<<<<

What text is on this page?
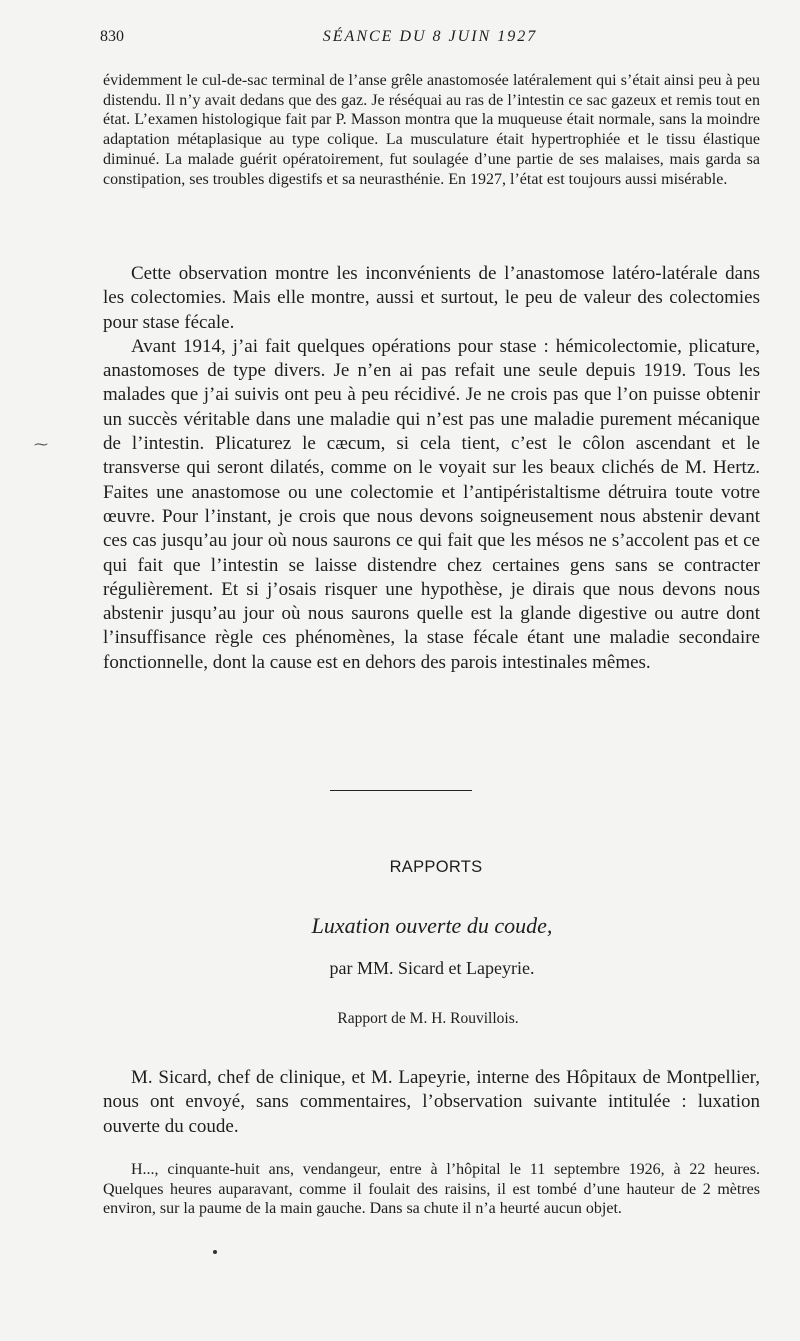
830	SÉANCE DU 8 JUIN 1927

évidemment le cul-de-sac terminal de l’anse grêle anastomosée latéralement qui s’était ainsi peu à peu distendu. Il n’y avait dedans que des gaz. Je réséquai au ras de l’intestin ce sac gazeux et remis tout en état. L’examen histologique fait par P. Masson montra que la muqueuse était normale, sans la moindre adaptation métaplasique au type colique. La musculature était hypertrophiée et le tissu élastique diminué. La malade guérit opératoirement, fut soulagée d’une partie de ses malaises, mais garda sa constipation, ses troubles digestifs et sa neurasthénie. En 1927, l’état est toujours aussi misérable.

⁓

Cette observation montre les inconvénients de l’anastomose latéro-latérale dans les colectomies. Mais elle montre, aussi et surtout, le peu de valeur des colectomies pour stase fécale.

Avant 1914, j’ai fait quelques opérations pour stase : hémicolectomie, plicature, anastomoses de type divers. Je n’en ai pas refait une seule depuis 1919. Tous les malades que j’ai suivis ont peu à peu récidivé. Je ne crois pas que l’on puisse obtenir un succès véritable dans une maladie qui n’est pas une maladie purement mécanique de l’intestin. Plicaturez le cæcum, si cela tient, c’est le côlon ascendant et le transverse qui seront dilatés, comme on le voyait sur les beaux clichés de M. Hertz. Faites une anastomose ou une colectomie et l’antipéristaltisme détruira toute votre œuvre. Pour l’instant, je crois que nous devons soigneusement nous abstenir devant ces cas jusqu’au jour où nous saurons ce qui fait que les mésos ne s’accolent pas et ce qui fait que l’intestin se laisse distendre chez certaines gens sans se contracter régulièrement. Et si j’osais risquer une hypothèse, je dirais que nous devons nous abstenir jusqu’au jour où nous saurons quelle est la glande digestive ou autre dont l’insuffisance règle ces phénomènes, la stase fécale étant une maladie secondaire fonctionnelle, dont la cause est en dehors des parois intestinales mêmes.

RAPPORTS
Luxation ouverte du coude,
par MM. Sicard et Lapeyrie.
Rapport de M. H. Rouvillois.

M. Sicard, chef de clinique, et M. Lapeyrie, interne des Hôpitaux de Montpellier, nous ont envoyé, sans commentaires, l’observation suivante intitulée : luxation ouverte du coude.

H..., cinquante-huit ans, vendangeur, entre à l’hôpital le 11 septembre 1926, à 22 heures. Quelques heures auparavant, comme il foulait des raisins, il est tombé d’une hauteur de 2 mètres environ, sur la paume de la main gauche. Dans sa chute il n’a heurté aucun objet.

>>>>
<<<<

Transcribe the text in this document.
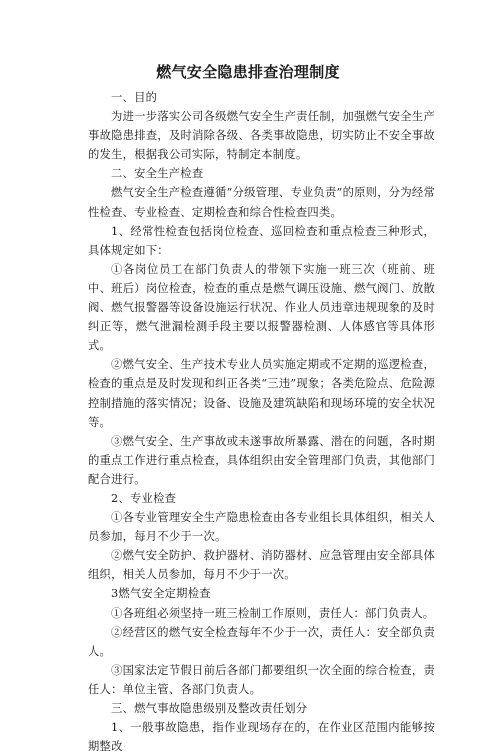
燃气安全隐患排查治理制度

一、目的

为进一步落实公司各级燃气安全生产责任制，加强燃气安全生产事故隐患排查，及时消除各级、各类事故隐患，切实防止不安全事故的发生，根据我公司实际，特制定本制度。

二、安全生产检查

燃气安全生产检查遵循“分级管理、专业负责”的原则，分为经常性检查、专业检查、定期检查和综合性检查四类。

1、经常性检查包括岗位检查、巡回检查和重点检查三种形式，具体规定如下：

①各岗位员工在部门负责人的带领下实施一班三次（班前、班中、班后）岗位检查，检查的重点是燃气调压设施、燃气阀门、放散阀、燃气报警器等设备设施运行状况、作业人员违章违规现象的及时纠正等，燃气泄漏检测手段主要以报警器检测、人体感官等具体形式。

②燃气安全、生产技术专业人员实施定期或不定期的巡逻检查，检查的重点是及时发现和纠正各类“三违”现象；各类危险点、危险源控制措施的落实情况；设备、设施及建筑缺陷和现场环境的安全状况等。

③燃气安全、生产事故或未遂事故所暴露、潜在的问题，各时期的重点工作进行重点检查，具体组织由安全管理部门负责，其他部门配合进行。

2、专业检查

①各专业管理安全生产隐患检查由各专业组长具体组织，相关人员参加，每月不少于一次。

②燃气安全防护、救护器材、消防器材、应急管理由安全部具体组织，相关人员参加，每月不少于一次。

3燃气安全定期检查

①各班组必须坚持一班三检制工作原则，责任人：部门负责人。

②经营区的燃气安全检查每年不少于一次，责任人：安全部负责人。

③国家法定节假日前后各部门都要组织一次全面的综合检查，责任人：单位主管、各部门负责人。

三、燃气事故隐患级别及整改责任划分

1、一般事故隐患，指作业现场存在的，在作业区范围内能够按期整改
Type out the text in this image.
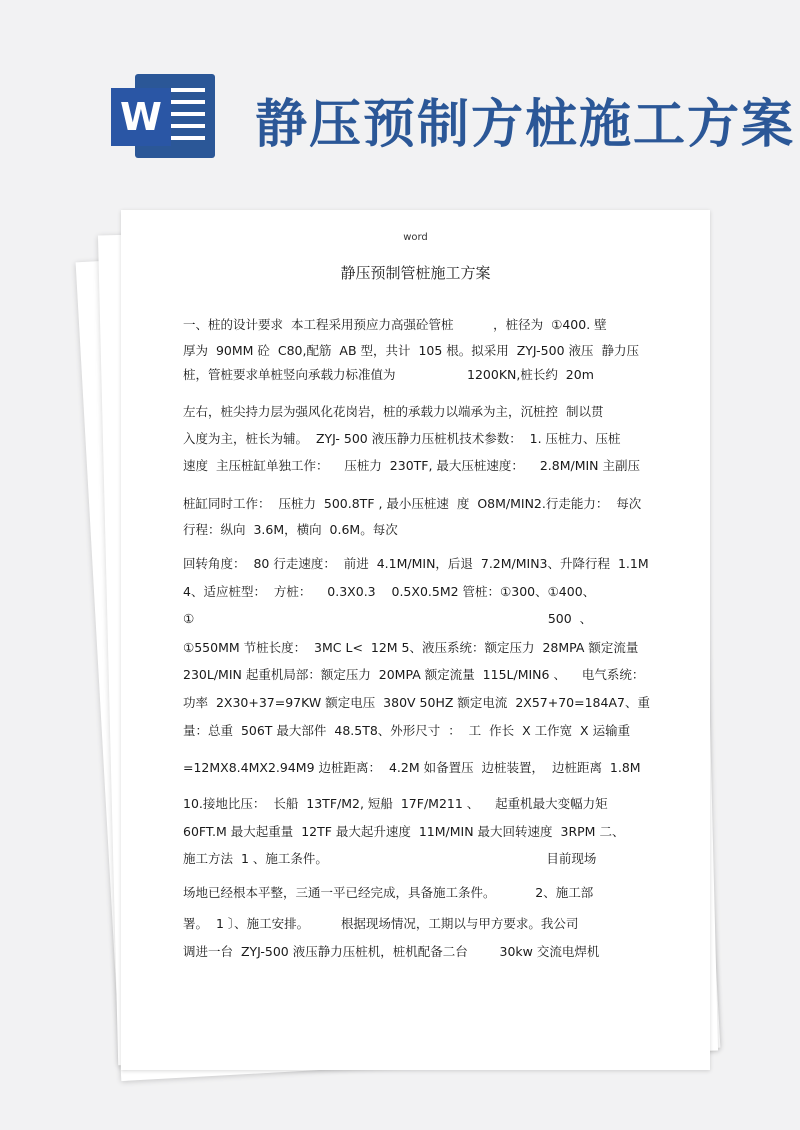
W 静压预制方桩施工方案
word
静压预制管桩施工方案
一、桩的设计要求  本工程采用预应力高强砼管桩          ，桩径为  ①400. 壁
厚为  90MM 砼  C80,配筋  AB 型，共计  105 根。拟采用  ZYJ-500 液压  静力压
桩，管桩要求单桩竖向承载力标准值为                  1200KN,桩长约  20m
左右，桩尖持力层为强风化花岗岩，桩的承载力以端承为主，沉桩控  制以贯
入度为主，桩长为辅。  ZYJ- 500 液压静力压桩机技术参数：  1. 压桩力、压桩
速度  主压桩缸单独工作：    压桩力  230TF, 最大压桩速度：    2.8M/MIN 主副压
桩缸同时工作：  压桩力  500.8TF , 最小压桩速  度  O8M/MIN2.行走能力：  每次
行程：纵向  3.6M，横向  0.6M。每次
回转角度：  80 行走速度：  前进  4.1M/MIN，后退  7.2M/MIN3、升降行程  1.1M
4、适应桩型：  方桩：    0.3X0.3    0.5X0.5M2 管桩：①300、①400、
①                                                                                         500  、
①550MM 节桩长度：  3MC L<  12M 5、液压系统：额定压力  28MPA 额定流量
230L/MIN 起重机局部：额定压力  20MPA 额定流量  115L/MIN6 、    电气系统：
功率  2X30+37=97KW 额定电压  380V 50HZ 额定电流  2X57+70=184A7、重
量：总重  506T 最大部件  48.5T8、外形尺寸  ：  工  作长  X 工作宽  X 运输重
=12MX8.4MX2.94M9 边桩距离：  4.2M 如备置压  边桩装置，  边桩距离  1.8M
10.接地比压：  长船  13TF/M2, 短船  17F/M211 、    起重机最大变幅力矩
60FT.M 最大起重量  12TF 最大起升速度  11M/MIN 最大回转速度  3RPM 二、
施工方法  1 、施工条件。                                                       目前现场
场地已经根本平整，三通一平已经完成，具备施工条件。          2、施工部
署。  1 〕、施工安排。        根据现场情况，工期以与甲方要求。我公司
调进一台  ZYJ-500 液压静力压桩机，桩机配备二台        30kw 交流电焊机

>>>>

OBJECTIVE: Count each line of the entries that holds the word "text", then state the total and nothing more.

OUTPUT OF THE EXERCISE: 3